Figure collection entries
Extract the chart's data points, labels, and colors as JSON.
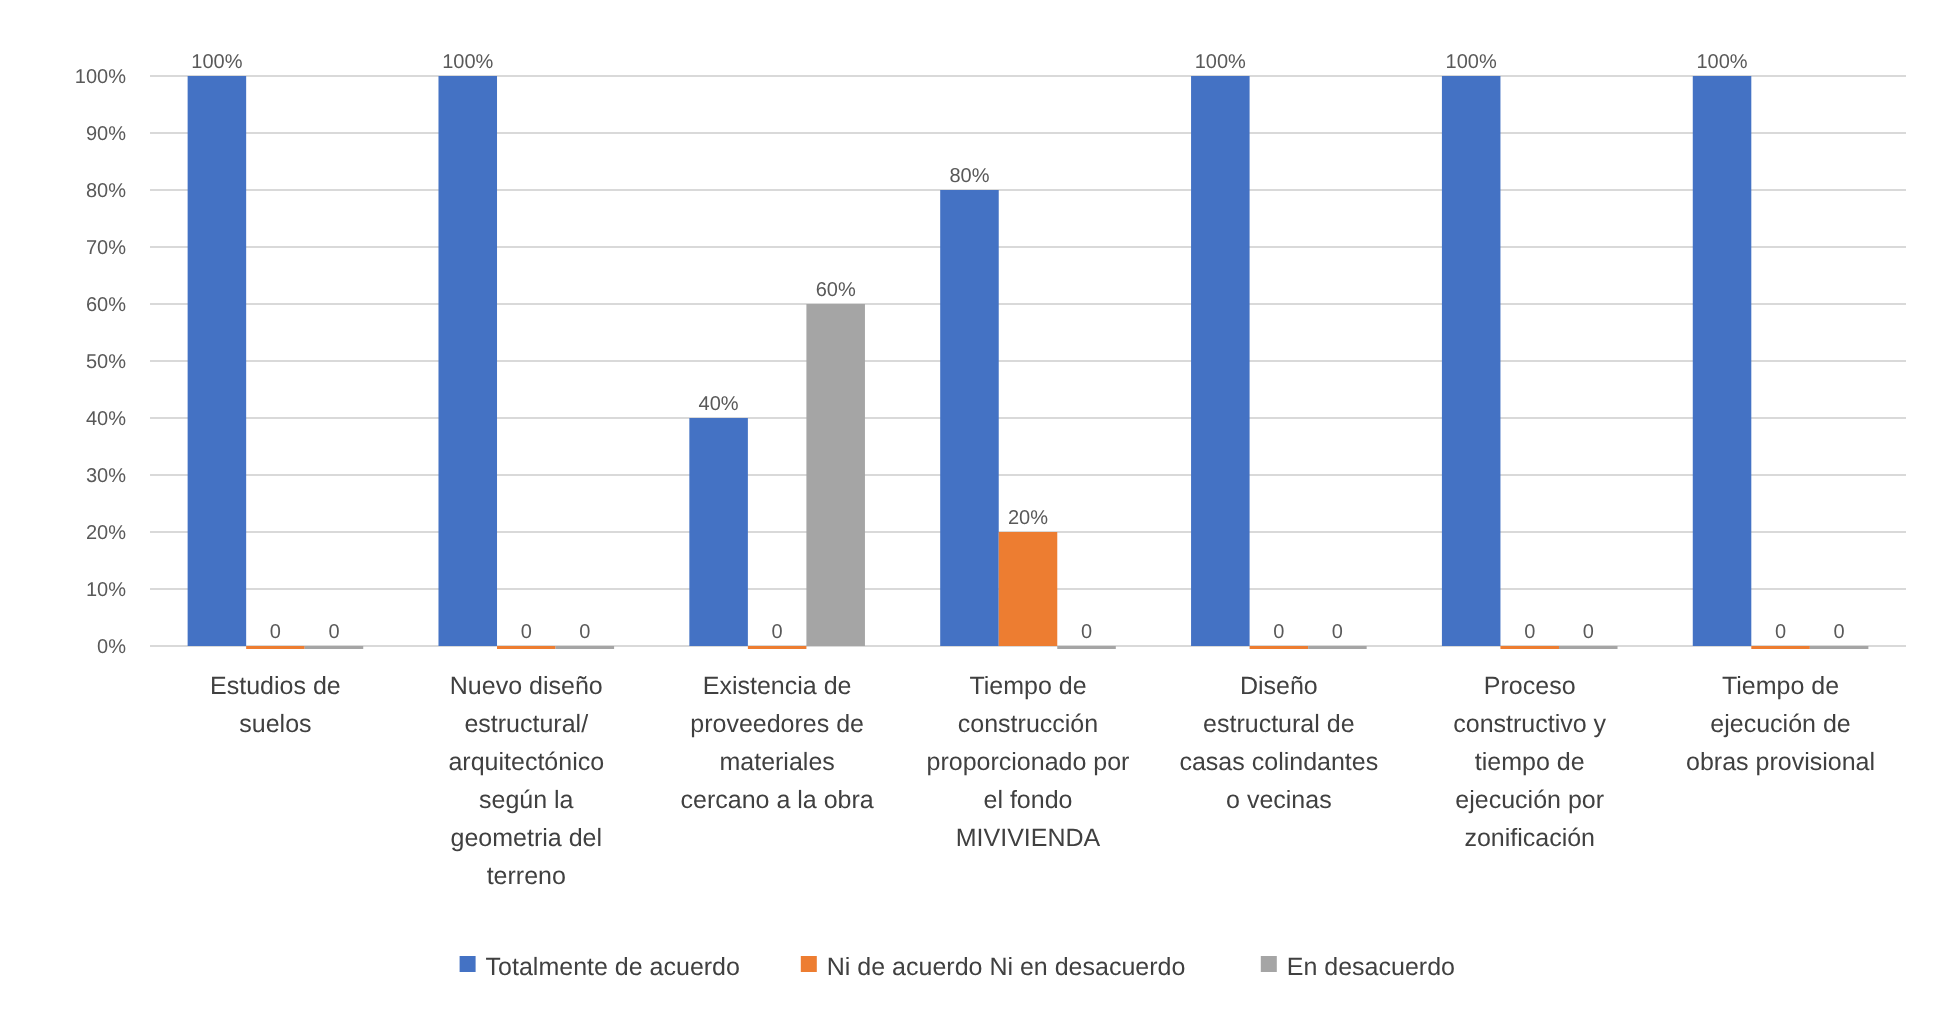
{
  "chart_data": {
    "type": "bar",
    "categories": [
      "Estudios de suelos",
      "Nuevo diseño estructural/ arquitectónico según la geometria del terreno",
      "Existencia de proveedores de materiales cercano a la obra",
      "Tiempo de construcción proporcionado por el fondo MIVIVIENDA",
      "Diseño estructural de casas colindantes o vecinas",
      "Proceso constructivo y tiempo de ejecución por zonificación",
      "Tiempo de ejecución de obras provisional"
    ],
    "series": [
      {
        "name": "Totalmente de acuerdo",
        "color": "#4472c4",
        "values": [
          100,
          100,
          40,
          80,
          100,
          100,
          100
        ],
        "value_labels": [
          "100%",
          "100%",
          "40%",
          "80%",
          "100%",
          "100%",
          "100%"
        ]
      },
      {
        "name": "Ni de acuerdo Ni en desacuerdo",
        "color": "#ed7d31",
        "values": [
          0,
          0,
          0,
          20,
          0,
          0,
          0
        ],
        "value_labels": [
          "0",
          "0",
          "0",
          "20%",
          "0",
          "0",
          "0"
        ]
      },
      {
        "name": "En desacuerdo",
        "color": "#a5a5a5",
        "values": [
          0,
          0,
          60,
          0,
          0,
          0,
          0
        ],
        "value_labels": [
          "0",
          "0",
          "60%",
          "0",
          "0",
          "0",
          "0"
        ]
      }
    ],
    "ylim": [
      0,
      100
    ],
    "yticks": [
      {
        "value": 0,
        "label": "0%"
      },
      {
        "value": 10,
        "label": "10%"
      },
      {
        "value": 20,
        "label": "20%"
      },
      {
        "value": 30,
        "label": "30%"
      },
      {
        "value": 40,
        "label": "40%"
      },
      {
        "value": 50,
        "label": "50%"
      },
      {
        "value": 60,
        "label": "60%"
      },
      {
        "value": 70,
        "label": "70%"
      },
      {
        "value": 80,
        "label": "80%"
      },
      {
        "value": 90,
        "label": "90%"
      },
      {
        "value": 100,
        "label": "100%"
      }
    ],
    "grid": "y",
    "legend": "bottom"
  }
}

_TASK INSTRUCTIONS_
Repeat the preceding records precisely, and leave every picture out of the copy.

_WRITTEN ANSWER_
Extract the chart's data points, labels, and colors as JSON.
{
  "chart_data": {
    "type": "bar",
    "categories": [
      "Estudios de suelos",
      "Nuevo diseño estructural/ arquitectónico según la geometria del terreno",
      "Existencia de proveedores de materiales cercano a la obra",
      "Tiempo de construcción proporcionado por el fondo MIVIVIENDA",
      "Diseño estructural de casas colindantes o vecinas",
      "Proceso constructivo y tiempo de ejecución por zonificación",
      "Tiempo de ejecución de obras provisional"
    ],
    "series": [
      {
        "name": "Totalmente de acuerdo",
        "color": "#4472c4",
        "values": [
          100,
          100,
          40,
          80,
          100,
          100,
          100
        ],
        "value_labels": [
          "100%",
          "100%",
          "40%",
          "80%",
          "100%",
          "100%",
          "100%"
        ]
      },
      {
        "name": "Ni de acuerdo Ni en desacuerdo",
        "color": "#ed7d31",
        "values": [
          0,
          0,
          0,
          20,
          0,
          0,
          0
        ],
        "value_labels": [
          "0",
          "0",
          "0",
          "20%",
          "0",
          "0",
          "0"
        ]
      },
      {
        "name": "En desacuerdo",
        "color": "#a5a5a5",
        "values": [
          0,
          0,
          60,
          0,
          0,
          0,
          0
        ],
        "value_labels": [
          "0",
          "0",
          "60%",
          "0",
          "0",
          "0",
          "0"
        ]
      }
    ],
    "ylim": [
      0,
      100
    ],
    "yticks": [
      {
        "value": 0,
        "label": "0%"
      },
      {
        "value": 10,
        "label": "10%"
      },
      {
        "value": 20,
        "label": "20%"
      },
      {
        "value": 30,
        "label": "30%"
      },
      {
        "value": 40,
        "label": "40%"
      },
      {
        "value": 50,
        "label": "50%"
      },
      {
        "value": 60,
        "label": "60%"
      },
      {
        "value": 70,
        "label": "70%"
      },
      {
        "value": 80,
        "label": "80%"
      },
      {
        "value": 90,
        "label": "90%"
      },
      {
        "value": 100,
        "label": "100%"
      }
    ],
    "grid": "y",
    "legend": "bottom"
  }
}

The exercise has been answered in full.